::: The data
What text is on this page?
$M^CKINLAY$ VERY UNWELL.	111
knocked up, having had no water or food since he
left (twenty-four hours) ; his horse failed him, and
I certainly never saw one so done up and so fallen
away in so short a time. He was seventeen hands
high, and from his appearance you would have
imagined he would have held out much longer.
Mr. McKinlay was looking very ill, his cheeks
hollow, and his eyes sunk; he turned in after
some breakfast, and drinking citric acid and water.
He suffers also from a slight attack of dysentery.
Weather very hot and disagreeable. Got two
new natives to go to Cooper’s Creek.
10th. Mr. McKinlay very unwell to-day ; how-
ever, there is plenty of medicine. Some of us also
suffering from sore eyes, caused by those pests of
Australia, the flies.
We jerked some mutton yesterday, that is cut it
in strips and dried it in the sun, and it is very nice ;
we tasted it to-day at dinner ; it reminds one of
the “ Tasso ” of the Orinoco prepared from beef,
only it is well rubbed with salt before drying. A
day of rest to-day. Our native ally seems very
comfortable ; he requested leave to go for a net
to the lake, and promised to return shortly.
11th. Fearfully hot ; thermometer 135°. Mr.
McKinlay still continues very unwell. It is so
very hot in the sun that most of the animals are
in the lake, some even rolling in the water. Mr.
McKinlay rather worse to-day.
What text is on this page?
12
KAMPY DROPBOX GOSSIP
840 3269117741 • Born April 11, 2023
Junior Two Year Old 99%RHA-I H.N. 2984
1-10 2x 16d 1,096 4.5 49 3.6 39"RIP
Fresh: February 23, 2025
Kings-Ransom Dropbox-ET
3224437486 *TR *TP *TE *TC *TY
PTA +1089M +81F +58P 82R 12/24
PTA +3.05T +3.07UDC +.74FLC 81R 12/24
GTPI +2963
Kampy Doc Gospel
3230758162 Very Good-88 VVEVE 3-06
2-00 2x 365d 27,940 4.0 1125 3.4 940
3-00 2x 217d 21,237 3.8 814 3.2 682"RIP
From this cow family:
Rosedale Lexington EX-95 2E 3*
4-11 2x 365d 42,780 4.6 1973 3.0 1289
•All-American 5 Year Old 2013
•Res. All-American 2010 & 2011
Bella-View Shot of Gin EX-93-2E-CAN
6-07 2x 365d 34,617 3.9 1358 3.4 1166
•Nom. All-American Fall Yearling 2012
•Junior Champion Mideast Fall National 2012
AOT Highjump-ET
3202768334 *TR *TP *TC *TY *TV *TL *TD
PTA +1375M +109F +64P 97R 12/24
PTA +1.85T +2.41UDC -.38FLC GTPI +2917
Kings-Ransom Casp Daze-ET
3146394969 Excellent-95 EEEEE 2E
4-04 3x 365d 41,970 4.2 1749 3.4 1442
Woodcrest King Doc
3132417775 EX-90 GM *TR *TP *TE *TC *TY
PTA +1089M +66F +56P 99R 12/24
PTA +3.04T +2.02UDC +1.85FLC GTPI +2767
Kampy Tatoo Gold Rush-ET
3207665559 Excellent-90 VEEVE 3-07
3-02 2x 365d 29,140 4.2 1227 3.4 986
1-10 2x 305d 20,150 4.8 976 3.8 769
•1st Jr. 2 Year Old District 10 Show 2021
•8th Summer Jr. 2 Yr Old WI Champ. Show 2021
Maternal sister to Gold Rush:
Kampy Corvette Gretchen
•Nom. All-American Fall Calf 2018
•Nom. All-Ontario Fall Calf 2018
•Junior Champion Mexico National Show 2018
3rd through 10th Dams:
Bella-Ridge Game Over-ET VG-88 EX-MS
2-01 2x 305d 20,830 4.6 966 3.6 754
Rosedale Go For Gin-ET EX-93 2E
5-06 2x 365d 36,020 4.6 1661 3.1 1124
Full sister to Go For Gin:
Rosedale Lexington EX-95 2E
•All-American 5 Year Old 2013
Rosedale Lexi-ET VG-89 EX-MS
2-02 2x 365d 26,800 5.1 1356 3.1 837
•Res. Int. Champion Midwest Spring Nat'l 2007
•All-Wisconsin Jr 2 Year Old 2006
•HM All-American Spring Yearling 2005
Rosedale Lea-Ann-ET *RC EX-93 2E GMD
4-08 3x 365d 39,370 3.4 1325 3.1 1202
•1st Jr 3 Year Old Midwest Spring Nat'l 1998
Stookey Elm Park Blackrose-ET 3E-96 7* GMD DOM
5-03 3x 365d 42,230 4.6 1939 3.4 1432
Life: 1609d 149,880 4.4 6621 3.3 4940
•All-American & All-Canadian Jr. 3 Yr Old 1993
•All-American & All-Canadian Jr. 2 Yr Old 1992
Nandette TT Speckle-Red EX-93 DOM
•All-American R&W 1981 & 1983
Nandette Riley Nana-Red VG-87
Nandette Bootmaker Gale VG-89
::::::
● The request
In the records above, locate the lines holding the word "lake". Copy each of them.

● Answer to the task
to the lake, and promised to return shortly.
in the lake, some even rolling in the water. Mr.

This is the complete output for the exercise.